- _Extract to read_:
1

I tried to use package paracol because I want to put similar theorems near one another, so reader can compare them. But I put attention that original text grow up from 290 to 320. Looking what happens I find small example

\documentclass{amsart}
\scrollmode
\newtheorem{theorem}{Theorem}[section]
\newtheorem{definition}[theorem]{Definition}
\usepackage{xcolor}
\usepackage{framed}
\usepackage{paracol}
\begin{document}
\title{Test File}

\begin{abstract}
In this paper I test shaded environment.
\end{abstract}
\maketitle

\newenvironment{Shaded}{%
\def\FrameCommand{\fboxsep3pt \colorbox{shadecolor}}%
 \MakeFramed {\FrameRestore}}%
{\endMakeFramed}

\newenvironment{framedPage}[1][\hsize]
{\MakeFramed{\hsize#1\advance\hsize-\width \FrameRestore}}%
{\endMakeFramed}

\newenvironment{shadedPage}[1][\hsize]
{
\def\FrameCommand{\colorbox{shadecolor}}%
\MakeFramed{ \FrameRestore}}%
{\endMakeFramed}

\setlength{\columnseprule}{0.5pt}

\begin{paracol}{2}
According to the theorem
the product of automorphisms $a$ and $b$
has matrix $a*b$.

- _What to produce_: For the forum post above about the paracol package, state whether each of the following statements agrees with it, answering yes or no and quoting the deciding words: (a) The writer wished to place similar theorems near one another so that a reader could compare them. (b) The document loads the framed package. (c) The paracol environment is opened with three columns.

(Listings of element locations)
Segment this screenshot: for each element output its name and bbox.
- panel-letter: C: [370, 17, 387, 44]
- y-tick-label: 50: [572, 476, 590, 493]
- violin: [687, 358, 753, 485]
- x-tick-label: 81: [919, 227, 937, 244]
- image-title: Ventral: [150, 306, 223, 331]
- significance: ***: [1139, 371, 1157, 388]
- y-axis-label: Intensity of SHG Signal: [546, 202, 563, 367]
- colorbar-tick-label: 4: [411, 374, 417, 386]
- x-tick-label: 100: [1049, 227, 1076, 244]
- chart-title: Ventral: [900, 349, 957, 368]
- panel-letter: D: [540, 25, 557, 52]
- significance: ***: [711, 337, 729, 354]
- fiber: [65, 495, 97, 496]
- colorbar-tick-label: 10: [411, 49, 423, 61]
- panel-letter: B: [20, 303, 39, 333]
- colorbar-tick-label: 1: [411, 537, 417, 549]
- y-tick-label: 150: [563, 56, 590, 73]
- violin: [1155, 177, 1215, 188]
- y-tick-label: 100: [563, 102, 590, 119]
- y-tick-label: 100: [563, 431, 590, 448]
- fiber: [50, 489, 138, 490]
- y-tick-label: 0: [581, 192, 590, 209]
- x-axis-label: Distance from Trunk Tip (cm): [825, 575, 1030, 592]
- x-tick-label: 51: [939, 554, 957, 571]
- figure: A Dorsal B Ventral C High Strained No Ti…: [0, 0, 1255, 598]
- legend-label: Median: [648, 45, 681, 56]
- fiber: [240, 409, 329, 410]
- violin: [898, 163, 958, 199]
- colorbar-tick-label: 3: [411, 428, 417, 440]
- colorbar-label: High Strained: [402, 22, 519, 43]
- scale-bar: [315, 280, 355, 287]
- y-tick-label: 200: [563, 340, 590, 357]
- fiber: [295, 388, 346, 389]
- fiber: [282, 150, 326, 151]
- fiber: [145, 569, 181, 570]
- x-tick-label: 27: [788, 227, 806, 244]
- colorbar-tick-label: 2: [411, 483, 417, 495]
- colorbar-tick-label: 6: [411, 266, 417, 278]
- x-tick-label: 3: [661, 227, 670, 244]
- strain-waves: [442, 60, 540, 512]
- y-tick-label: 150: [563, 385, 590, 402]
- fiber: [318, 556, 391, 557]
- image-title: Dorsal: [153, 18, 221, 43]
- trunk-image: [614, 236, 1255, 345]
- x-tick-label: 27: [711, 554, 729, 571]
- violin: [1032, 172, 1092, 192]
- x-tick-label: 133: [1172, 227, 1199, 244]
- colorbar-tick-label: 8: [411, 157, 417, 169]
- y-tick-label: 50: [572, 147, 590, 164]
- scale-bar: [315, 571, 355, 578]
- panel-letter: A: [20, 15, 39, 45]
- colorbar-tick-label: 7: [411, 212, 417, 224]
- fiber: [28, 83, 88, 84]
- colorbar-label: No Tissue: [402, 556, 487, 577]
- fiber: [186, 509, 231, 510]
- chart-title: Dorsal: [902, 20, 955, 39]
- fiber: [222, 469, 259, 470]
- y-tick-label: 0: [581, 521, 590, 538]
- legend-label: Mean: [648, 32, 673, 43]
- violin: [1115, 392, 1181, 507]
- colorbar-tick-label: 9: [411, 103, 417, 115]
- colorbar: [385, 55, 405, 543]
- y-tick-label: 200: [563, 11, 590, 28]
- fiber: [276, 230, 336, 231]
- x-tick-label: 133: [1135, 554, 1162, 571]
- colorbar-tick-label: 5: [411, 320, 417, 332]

- _Response for this exercise_:
(a) Yes: "because I want to put similar theorems near one another, so reader can compare them"
(b) Yes: "\usepackage{framed}"
(c) No: "\begin{paracol}{2}"